What needs to be done ▸
Exact reproduction is required for all entries.

┄┄┄┄┄┄

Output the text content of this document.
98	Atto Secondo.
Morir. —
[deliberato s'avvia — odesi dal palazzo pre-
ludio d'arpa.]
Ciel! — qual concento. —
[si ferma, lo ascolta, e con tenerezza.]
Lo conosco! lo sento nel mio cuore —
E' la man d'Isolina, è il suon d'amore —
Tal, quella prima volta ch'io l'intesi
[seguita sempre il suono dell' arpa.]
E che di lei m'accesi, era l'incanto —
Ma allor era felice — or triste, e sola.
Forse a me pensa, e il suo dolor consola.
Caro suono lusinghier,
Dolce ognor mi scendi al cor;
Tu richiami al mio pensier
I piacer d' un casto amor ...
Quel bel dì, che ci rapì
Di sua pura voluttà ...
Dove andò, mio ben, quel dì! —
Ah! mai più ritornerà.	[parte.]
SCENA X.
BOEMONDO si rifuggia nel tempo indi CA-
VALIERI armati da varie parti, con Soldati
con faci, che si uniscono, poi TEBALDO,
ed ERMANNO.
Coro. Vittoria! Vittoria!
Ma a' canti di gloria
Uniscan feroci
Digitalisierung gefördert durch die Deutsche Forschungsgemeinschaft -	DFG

┄┄┄┄┄┄

Answer for the task ▸
Output the text content of this document.
98	Atto Secondo.
Morir. —
[deliberato s'avvia — odesi dal palazzo pre-
ludio d'arpa.]
Ciel! — qual concento. —
[si ferma, lo ascolta, e con tenerezza.]
Lo conosco! lo sento nel mio cuore —
E' la man d'Isolina, è il suon d'amore —
Tal, quella prima volta ch'io l'intesi
[seguita sempre il suono dell' arpa.]
E che di lei m'accesi, era l'incanto —
Ma allor era felice — or triste, e sola.
Forse a me pensa, e il suo dolor consola.
Caro suono lusinghier,
Dolce ognor mi scendi al cor;
Tu richiami al mio pensier
I piacer d' un casto amor ...
Quel bel dì, che ci rapì
Di sua pura voluttà ...
Dove andò, mio ben, quel dì! —
Ah! mai più ritornerà.	[parte.]
SCENA X.
BOEMONDO si rifuggia nel tempo indi CA-
VALIERI armati da varie parti, con Soldati
con faci, che si uniscono, poi TEBALDO,
ed ERMANNO.
Coro. Vittoria! Vittoria!
Ma a' canti di gloria
Uniscan feroci
Digitalisierung gefördert durch die Deutsche Forschungsgemeinschaft -	DFG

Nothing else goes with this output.